• _Records supplied_:
———

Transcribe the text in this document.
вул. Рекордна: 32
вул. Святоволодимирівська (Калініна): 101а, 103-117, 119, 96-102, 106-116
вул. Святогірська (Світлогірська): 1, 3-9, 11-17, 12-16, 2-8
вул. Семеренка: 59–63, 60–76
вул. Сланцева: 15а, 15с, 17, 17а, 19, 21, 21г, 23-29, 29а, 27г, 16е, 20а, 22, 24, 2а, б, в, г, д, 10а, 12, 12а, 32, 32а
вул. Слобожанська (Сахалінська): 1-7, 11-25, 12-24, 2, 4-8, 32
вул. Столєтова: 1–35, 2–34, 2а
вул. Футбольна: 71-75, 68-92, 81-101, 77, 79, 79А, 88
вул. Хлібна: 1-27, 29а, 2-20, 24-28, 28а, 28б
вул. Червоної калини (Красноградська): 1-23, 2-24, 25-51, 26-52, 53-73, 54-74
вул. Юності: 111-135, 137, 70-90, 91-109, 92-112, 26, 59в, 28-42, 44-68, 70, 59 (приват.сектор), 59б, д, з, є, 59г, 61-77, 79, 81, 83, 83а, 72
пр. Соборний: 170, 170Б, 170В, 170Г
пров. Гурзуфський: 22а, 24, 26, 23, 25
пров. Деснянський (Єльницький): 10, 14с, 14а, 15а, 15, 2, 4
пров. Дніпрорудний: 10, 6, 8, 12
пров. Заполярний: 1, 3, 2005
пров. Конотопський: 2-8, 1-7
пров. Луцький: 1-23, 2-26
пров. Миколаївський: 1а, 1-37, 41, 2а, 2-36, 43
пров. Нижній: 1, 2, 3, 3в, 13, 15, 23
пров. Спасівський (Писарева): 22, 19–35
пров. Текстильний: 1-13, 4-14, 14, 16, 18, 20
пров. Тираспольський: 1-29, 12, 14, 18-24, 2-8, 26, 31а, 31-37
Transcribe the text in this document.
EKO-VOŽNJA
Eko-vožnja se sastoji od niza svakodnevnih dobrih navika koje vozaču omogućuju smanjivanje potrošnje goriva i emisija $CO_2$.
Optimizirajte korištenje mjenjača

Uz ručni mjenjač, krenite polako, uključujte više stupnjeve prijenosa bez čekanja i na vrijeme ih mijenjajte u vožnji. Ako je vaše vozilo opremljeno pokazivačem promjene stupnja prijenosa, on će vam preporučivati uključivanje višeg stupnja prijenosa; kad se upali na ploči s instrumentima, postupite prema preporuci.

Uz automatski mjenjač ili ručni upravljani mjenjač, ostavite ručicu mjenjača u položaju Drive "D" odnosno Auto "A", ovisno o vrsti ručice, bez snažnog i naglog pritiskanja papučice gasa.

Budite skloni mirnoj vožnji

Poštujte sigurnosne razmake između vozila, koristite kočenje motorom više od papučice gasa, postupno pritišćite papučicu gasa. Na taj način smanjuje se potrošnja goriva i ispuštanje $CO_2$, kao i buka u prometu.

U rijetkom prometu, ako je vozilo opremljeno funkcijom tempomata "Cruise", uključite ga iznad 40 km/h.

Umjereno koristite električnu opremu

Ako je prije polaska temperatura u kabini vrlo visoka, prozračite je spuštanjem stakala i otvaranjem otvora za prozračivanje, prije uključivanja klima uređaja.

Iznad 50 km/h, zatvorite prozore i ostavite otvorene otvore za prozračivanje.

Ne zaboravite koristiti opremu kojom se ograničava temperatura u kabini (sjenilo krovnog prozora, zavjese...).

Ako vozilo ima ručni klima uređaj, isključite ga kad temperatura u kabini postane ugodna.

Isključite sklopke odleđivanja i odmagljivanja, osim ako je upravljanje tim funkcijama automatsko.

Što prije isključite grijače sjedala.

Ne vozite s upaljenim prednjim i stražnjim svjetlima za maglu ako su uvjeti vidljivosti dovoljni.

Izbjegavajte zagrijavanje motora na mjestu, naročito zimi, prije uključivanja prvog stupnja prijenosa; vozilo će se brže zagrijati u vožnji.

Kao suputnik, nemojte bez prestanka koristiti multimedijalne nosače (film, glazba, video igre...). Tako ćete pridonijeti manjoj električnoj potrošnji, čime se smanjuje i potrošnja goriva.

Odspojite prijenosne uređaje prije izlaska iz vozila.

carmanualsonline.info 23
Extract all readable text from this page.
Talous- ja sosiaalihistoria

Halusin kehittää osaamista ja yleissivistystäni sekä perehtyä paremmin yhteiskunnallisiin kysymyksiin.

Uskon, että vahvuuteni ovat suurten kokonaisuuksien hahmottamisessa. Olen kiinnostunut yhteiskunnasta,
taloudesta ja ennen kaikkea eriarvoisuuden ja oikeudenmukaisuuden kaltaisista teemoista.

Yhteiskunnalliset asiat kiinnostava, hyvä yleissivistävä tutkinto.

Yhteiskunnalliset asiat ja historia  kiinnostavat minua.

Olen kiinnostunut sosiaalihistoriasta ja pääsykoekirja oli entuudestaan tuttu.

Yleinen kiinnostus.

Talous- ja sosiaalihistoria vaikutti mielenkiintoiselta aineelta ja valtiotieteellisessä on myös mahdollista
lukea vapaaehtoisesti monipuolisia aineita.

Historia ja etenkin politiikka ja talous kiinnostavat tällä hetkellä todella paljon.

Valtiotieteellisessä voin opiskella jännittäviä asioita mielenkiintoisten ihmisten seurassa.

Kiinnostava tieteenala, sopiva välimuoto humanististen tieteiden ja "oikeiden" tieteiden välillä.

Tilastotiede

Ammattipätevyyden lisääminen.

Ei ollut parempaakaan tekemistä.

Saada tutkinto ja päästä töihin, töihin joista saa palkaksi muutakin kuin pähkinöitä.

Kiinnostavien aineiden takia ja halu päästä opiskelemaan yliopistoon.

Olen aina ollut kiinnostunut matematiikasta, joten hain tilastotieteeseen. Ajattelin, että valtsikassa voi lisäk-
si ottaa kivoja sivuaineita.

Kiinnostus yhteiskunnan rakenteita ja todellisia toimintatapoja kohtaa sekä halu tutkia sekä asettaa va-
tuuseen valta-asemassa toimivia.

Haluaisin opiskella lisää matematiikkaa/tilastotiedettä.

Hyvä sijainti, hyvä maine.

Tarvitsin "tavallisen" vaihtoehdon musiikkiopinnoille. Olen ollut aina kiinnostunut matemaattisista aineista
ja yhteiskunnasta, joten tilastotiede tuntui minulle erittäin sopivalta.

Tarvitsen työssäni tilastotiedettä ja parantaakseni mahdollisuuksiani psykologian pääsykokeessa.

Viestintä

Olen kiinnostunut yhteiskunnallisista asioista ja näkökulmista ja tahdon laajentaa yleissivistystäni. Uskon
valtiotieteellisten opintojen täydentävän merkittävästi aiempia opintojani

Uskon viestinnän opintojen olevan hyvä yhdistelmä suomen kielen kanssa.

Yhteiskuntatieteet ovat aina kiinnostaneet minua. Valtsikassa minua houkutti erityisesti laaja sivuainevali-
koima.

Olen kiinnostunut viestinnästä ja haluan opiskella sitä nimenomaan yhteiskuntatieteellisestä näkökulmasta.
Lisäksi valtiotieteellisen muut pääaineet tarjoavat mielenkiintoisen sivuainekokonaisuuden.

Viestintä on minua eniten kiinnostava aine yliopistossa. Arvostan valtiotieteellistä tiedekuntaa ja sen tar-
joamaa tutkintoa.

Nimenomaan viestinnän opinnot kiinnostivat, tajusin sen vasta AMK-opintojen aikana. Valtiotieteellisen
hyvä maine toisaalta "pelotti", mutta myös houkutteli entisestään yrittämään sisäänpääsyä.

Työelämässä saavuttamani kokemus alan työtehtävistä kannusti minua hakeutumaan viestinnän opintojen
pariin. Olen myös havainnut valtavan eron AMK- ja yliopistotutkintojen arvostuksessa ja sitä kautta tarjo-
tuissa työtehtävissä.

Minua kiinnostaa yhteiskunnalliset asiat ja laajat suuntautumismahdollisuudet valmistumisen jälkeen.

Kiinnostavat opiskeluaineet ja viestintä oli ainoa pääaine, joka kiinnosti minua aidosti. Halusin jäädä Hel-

———

Copy out every line of the material above that mentions the word "papučice".

Uz automatski mjenjač ili ručni upravljani mjenjač, ostavite ručicu mjenjača u položaju Drive "D" odnosno Auto "A", ovisno o vrsti ručice, bez snažnog i naglog pritiskanja papučice gasa.
Poštujte sigurnosne razmake između vozila, koristite kočenje motorom više od papučice gasa, postupno pritišćite papučicu gasa. Na taj način smanjuje se potrošnja goriva i ispuštanje $CO_2$, kao i buka u prometu.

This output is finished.